■ Supplied text:

American banker, attorney and civil rights leader

John Hervey Wheeler (January 1, 1908 – July 6, 1978) was an American bank president, businessman, civil rights leader, and educator based in North Carolina. Throughout his life, Wheeler was recognized for his accomplishments by various institutions across the country. John H. Wheeler started as a bank teller at Mechanics and Farmers Bank, and worked his way up to become the bank's president in 1952. In the 1960s, Wheeler became increasingly active in United States politics, carrying several White House positions appointed by Presidents John F. Kennedy, Richard Nixon, and Lyndon B. Johnson.

== Personal life ==
John H. Wheeler was born on the campus of Kittrell College in 1908, to John Leonidas and Margaret Hervey Wheeler. In 1935, he married Selena Warren Wheeler and they subsequently had two children, Warren and Julia. Wheeler died in 1978. The federal courthouse in Durham, North Carolina was renamed the "John Hervey Wheeler United States Courthouse" in recognition of his achievements.

== Education and banking career ==
John H. Wheeler began his academic career at Morehouse College in 1925. He graduated summa cum laude with a Bachelor of Arts degree in 1929. In 1947, Wheeler graduated from the law school at the North Carolina College at Durham (now North Carolina Central University). He was also an active member of Omega Psi Phi fraternity, Beta Phi chapter. Beginning as a teller at the Mechanics and Farmers Bank in 1929, he rose to become president of the bank in 1952.

■ Data shown:
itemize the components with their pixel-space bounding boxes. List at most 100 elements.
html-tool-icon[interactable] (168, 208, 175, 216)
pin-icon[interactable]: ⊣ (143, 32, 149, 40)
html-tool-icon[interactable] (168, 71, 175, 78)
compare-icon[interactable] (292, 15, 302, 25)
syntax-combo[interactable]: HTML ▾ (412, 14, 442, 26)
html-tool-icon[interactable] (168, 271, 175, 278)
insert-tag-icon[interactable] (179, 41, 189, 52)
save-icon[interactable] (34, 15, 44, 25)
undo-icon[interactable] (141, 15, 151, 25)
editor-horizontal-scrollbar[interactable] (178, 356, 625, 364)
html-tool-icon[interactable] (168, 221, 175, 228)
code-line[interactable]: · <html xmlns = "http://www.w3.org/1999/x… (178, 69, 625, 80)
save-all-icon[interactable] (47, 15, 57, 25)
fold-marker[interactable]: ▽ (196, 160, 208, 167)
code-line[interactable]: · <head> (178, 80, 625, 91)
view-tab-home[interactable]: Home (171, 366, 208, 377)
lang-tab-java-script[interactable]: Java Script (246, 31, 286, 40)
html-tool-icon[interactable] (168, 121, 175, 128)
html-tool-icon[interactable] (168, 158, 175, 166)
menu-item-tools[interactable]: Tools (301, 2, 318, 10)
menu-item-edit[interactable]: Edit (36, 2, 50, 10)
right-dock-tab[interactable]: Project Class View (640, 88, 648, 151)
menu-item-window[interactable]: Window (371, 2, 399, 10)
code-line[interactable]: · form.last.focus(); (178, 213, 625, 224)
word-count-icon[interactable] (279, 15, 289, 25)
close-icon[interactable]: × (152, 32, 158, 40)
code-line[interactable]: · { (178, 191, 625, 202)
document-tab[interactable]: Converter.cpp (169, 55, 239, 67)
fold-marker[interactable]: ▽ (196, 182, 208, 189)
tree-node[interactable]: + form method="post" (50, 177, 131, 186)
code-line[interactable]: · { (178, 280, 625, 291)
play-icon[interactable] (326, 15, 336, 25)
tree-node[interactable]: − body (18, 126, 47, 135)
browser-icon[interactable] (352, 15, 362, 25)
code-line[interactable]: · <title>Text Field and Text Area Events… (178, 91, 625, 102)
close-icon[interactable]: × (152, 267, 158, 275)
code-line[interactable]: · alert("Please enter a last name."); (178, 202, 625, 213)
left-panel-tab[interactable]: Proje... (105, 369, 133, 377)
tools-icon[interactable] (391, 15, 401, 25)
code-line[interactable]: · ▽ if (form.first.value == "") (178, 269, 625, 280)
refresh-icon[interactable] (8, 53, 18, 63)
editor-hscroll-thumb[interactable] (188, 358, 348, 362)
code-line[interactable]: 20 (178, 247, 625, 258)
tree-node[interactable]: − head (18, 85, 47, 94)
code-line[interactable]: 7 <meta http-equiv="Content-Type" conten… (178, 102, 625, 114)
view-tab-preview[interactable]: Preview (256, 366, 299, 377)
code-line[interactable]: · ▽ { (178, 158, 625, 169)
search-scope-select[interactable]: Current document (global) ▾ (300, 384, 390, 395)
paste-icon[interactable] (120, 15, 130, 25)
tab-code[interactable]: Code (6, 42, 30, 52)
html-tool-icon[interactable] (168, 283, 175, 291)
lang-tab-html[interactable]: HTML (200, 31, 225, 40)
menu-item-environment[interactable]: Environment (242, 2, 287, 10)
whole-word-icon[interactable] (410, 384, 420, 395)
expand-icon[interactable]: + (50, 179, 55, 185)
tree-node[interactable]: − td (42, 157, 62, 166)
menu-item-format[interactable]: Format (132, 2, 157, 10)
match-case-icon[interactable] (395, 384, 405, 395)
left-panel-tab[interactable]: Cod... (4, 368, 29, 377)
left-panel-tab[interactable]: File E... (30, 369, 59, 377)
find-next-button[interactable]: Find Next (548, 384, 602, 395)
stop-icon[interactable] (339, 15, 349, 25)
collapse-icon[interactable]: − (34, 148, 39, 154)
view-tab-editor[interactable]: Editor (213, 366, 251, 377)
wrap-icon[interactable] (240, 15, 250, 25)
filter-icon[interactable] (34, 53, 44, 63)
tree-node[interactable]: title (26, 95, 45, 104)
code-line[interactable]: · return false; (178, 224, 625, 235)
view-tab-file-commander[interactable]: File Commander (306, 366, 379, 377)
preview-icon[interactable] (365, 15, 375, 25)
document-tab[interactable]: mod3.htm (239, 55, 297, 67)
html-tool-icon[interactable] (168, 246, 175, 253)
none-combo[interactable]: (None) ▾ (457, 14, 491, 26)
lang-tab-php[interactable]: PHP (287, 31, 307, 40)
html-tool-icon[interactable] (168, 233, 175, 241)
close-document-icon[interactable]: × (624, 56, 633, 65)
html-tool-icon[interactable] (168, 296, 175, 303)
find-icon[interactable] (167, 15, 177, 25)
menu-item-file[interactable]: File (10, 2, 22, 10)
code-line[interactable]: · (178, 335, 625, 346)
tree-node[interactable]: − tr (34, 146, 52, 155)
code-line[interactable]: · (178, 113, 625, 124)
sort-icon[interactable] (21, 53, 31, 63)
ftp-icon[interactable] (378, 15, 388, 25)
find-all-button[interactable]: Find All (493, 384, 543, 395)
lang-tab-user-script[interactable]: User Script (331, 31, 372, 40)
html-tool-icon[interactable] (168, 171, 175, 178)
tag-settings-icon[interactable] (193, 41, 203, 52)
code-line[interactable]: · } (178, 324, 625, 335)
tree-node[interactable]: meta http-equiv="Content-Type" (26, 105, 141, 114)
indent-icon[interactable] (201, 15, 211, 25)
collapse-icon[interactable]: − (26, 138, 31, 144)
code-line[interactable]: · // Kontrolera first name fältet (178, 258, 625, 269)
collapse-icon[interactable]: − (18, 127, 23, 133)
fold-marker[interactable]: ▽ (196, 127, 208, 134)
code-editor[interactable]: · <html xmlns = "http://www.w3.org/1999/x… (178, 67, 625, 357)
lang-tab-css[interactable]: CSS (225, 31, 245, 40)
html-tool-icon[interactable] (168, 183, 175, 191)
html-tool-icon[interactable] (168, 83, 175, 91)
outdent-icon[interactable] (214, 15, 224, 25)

■ Description of the task: Copy the passage from the biography of John Hervey Wheeler word for word. Begin at the words "American banker, attorney" and stop after "Lyndon B. Johnson.".

■ Response area:
American banker, attorney and civil rights leader

John Hervey Wheeler (January 1, 1908 – July 6, 1978) was an American bank president, businessman, civil rights leader, and educator based in North Carolina. Throughout his life, Wheeler was recognized for his accomplishments by various institutions across the country. John H. Wheeler started as a bank teller at Mechanics and Farmers Bank, and worked his way up to become the bank's president in 1952. In the 1960s, Wheeler became increasingly active in United States politics, carrying several White House positions appointed by Presidents John F. Kennedy, Richard Nixon, and Lyndon B. Johnson.